Print the records below word for word, but leave out the pictures.

---- Supplied data

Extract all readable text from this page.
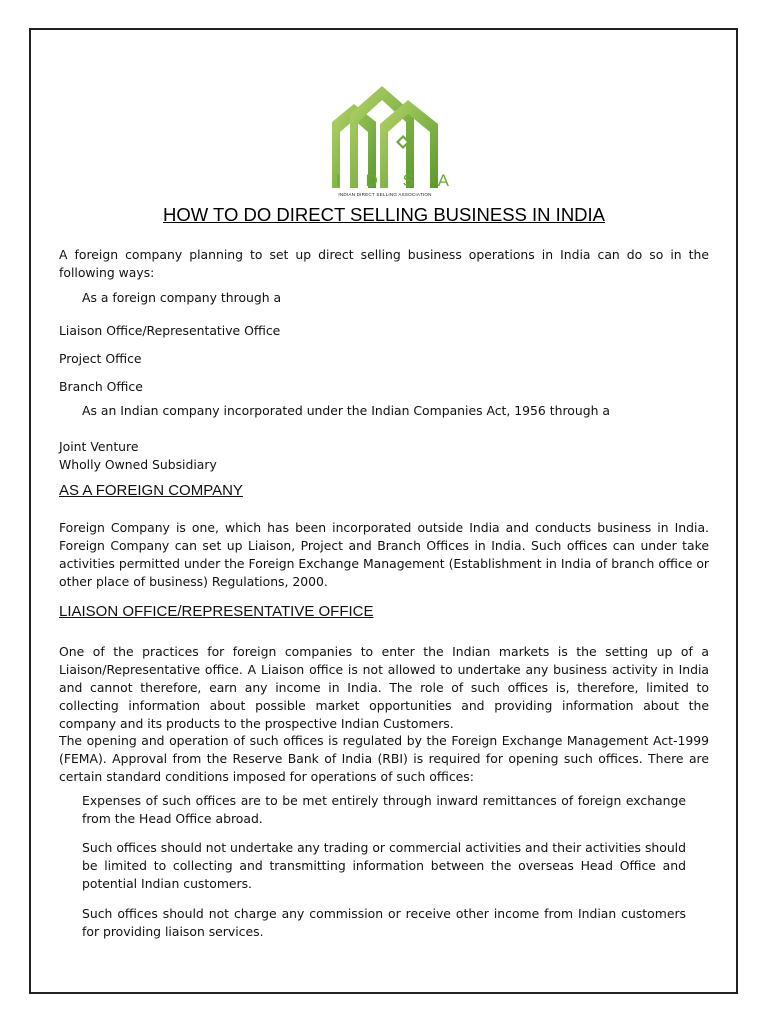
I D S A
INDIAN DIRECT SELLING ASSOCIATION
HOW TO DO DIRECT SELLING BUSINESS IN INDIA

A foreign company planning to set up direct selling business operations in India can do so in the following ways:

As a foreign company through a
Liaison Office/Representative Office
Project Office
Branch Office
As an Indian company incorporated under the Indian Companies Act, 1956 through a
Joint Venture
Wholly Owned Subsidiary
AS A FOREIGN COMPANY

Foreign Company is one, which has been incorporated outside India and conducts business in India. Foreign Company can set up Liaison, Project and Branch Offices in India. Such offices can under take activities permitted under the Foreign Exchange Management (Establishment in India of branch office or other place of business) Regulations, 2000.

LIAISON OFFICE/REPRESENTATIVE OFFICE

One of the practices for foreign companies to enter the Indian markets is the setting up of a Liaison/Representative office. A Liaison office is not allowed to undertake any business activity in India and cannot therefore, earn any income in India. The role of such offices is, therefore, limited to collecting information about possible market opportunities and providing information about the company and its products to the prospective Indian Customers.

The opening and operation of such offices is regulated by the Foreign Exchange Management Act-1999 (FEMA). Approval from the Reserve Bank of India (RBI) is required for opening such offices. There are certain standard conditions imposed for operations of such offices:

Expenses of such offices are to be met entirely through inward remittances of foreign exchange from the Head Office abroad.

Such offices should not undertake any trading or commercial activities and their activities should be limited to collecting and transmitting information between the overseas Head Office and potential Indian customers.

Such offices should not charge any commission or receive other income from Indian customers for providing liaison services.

--------

Solution to this task »
Extract all readable text from this page.
I D S A
INDIAN DIRECT SELLING ASSOCIATION
HOW TO DO DIRECT SELLING BUSINESS IN INDIA

A foreign company planning to set up direct selling business operations in India can do so in the following ways:

As a foreign company through a
Liaison Office/Representative Office
Project Office
Branch Office
As an Indian company incorporated under the Indian Companies Act, 1956 through a
Joint Venture
Wholly Owned Subsidiary
AS A FOREIGN COMPANY

Foreign Company is one, which has been incorporated outside India and conducts business in India. Foreign Company can set up Liaison, Project and Branch Offices in India. Such offices can under take activities permitted under the Foreign Exchange Management (Establishment in India of branch office or other place of business) Regulations, 2000.

LIAISON OFFICE/REPRESENTATIVE OFFICE

One of the practices for foreign companies to enter the Indian markets is the setting up of a Liaison/Representative office. A Liaison office is not allowed to undertake any business activity in India and cannot therefore, earn any income in India. The role of such offices is, therefore, limited to collecting information about possible market opportunities and providing information about the company and its products to the prospective Indian Customers.

The opening and operation of such offices is regulated by the Foreign Exchange Management Act-1999 (FEMA). Approval from the Reserve Bank of India (RBI) is required for opening such offices. There are certain standard conditions imposed for operations of such offices:

Expenses of such offices are to be met entirely through inward remittances of foreign exchange from the Head Office abroad.

Such offices should not undertake any trading or commercial activities and their activities should be limited to collecting and transmitting information between the overseas Head Office and potential Indian customers.

Such offices should not charge any commission or receive other income from Indian customers for providing liaison services.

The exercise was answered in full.